__WHAT THE EXERCISE ASKS__. Give only the number of lines that contain the word "mais".

### MATERIAL FOR THE TASK ###

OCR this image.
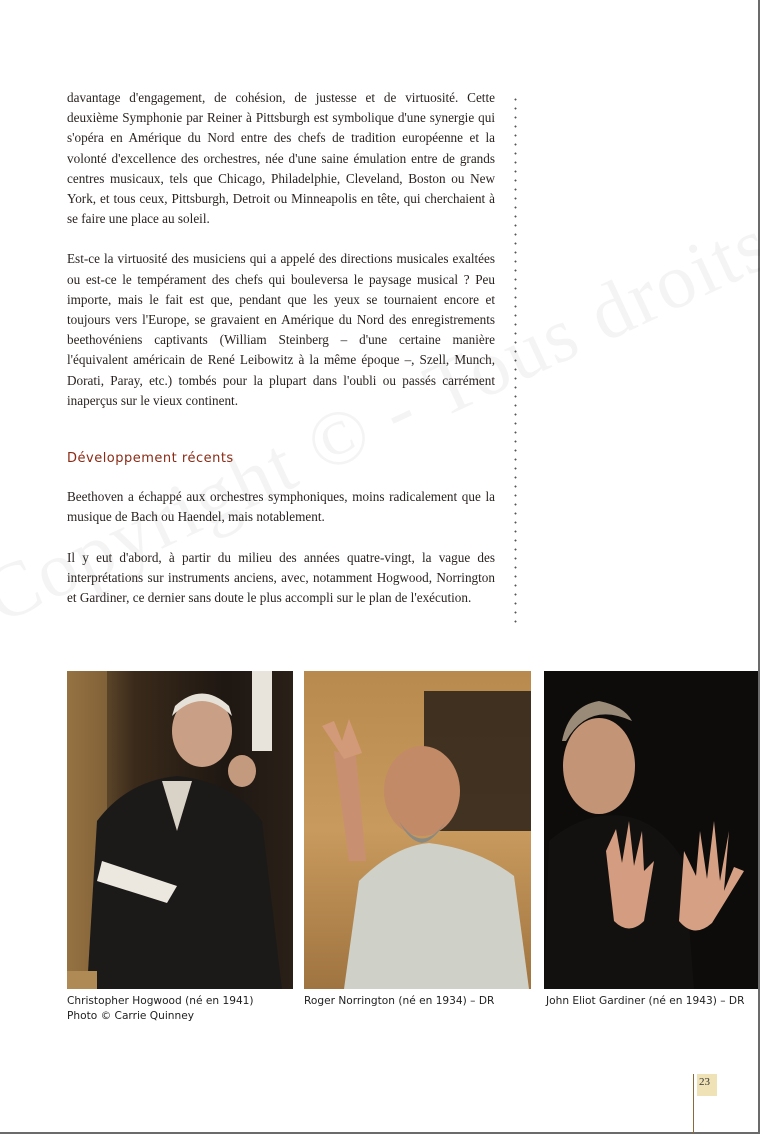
davantage d'engagement, de cohésion, de justesse et de virtuosité. Cette deuxième Symphonie par Reiner à Pittsburgh est symbolique d'une synergie qui s'opéra en Amérique du Nord entre des chefs de tradition européenne et la volonté d'excellence des orchestres, née d'une saine émulation entre de grands centres musicaux, tels que Chicago, Philadelphie, Cleveland, Boston ou New York, et tous ceux, Pittsburgh, Detroit ou Minneapolis en tête, qui cherchaient à se faire une place au soleil.

Est-ce la virtuosité des musiciens qui a appelé des directions musicales exaltées ou est-ce le tempérament des chefs qui bouleversa le paysage musical ? Peu importe, mais le fait est que, pendant que les yeux se tournaient encore et toujours vers l'Europe, se gravaient en Amérique du Nord des enregistrements beethovéniens captivants (William Steinberg – d'une certaine manière l'équivalent américain de René Leibowitz à la même époque –, Szell, Munch, Dorati, Paray, etc.) tombés pour la plupart dans l'oubli ou passés carrément inaperçus sur le vieux continent.

Développement récents

Beethoven a échappé aux orchestres symphoniques, moins radicalement que la musique de Bach ou Haendel, mais notablement.

Il y eut d'abord, à partir du milieu des années quatre-vingt, la vague des interprétations sur instruments anciens, avec, notamment Hogwood, Norrington et Gardiner, ce dernier sans doute le plus accompli sur le plan de l'exécution.

Christopher Hogwood (né en 1941)
Photo © Carrie Quinney
Roger Norrington (né en 1934) – DR	John Eliot Gardiner (né en 1943) – DR
23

###

__OUTPUT FOR THIS EXERCISE__. 2